+++ Data for this task +++
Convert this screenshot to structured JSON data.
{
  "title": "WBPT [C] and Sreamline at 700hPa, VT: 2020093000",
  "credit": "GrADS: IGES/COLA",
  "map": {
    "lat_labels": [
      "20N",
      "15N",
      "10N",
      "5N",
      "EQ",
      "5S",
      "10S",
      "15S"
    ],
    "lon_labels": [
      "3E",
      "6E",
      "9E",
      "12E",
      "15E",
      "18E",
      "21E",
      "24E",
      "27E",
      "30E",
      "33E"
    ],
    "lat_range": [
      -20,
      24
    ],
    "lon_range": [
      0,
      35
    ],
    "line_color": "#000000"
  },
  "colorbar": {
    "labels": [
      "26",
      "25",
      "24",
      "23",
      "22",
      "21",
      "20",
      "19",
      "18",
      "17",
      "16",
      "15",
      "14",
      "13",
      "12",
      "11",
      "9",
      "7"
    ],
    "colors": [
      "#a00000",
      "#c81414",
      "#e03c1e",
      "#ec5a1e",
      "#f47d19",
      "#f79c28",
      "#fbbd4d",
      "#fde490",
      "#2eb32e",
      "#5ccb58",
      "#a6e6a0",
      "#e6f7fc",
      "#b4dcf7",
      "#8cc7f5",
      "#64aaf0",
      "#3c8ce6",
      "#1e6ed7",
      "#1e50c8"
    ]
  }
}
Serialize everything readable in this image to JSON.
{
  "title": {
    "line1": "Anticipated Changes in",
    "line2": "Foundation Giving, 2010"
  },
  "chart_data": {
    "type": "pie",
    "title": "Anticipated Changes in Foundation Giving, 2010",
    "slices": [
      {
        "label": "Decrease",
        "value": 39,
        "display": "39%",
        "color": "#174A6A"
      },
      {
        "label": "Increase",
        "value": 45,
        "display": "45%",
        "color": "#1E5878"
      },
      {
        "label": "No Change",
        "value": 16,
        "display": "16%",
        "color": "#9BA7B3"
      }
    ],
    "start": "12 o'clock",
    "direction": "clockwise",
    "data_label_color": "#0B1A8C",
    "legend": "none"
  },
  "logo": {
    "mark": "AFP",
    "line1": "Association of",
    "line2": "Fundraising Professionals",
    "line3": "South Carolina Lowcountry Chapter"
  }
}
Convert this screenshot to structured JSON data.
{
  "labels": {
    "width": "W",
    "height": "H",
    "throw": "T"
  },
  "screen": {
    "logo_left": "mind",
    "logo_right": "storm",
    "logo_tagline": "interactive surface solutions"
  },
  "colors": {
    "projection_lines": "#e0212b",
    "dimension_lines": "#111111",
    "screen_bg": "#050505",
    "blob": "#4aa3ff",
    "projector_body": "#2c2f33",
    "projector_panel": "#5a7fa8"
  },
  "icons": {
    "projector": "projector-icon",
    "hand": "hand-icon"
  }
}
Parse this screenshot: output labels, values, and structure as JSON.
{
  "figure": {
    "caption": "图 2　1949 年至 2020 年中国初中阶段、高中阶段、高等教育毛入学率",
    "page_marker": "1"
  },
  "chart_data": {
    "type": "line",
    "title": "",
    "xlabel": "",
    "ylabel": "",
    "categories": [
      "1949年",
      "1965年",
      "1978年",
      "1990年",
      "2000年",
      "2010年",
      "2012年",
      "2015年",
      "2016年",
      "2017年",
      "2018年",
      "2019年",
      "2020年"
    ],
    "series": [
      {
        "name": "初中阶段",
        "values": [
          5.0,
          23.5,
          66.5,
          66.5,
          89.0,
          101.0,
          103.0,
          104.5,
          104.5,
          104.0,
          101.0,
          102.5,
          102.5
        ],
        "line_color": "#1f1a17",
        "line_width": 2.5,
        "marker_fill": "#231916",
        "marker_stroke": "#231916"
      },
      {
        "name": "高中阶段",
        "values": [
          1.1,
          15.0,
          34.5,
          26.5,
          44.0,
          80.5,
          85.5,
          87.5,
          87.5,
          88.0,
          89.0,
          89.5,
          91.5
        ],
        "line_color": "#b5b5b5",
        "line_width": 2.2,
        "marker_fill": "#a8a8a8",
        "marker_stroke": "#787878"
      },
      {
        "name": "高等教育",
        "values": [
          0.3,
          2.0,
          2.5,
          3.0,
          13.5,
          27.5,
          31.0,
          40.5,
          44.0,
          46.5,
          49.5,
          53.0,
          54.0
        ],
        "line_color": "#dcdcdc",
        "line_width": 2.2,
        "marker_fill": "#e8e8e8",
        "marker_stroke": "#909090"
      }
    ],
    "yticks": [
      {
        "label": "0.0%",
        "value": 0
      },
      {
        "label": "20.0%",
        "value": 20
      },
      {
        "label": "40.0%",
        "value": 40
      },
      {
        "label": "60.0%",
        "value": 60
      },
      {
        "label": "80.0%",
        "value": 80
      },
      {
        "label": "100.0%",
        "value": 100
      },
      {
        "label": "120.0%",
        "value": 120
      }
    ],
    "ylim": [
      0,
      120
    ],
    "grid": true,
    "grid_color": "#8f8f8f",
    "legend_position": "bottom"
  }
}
+++
The problem: Copy out every line of the listing that includes the string "Foundation".

Solution to this task:
    "line2": "Foundation Giving, 2010"
    "title": "Anticipated Changes in Foundation Giving, 2010",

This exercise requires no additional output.